Brief – Scan the records for the string "Spangled"; copy each line where it occurs.

Dataset records –
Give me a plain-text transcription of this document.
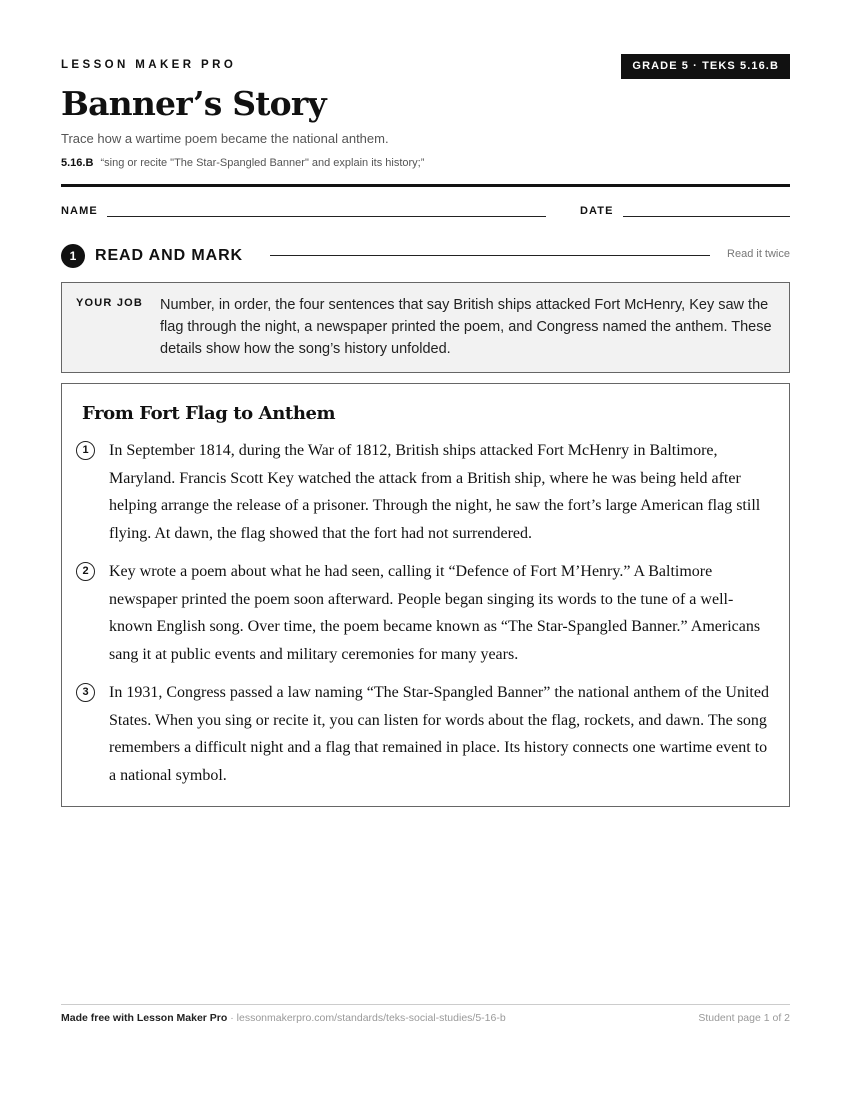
LESSON MAKER PRO	GRADE 5 · TEKS 5.16.B
Banner’s Story
Trace how a wartime poem became the national anthem.
5.16.B “sing or recite "The Star-Spangled Banner" and explain its history;”
NAME	DATE
1	READ AND MARK	Read it twice
YOUR JOB Number, in order, the four sentences that say British ships attacked Fort McHenry, Key saw the flag through the night, a newspaper printed the poem, and Congress named the anthem. These details show how the song’s history unfolded.
From Fort Flag to Anthem
1	In September 1814, during the War of 1812, British ships attacked Fort McHenry in Baltimore, Maryland. Francis Scott Key watched the attack from a British ship, where he was being held after helping arrange the release of a prisoner. Through the night, he saw the fort’s large American flag still flying. At dawn, the flag showed that the fort had not surrendered.

2	Key wrote a poem about what he had seen, calling it “Defence of Fort M’Henry.” A Baltimore newspaper printed the poem soon afterward. People began singing its words to the tune of a well-known English song. Over time, the poem became known as “The Star-Spangled Banner.” Americans sang it at public events and military ceremonies for many years.

3	In 1931, Congress passed a law naming “The Star-Spangled Banner” the national anthem of the United States. When you sing or recite it, you can listen for words about the flag, rockets, and dawn. The song remembers a difficult night and a flag that remained in place. Its history connects one wartime event to a national symbol.

Made free with Lesson Maker Pro · lessonmakerpro.com/standards/teks-social-studies/5-16-b	Student page 1 of 2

Solved problem –
5.16.B “sing or recite "The Star-Spangled Banner" and explain its history;”
2	Key wrote a poem about what he had seen, calling it “Defence of Fort M’Henry.” A Baltimore newspaper printed the poem soon afterward. People began singing its words to the tune of a well-known English song. Over time, the poem became known as “The Star-Spangled Banner.” Americans sang it at public events and military ceremonies for many years.
3	In 1931, Congress passed a law naming “The Star-Spangled Banner” the national anthem of the United States. When you sing or recite it, you can listen for words about the flag, rockets, and dawn. The song remembers a difficult night and a flag that remained in place. Its history connects one wartime event to a national symbol.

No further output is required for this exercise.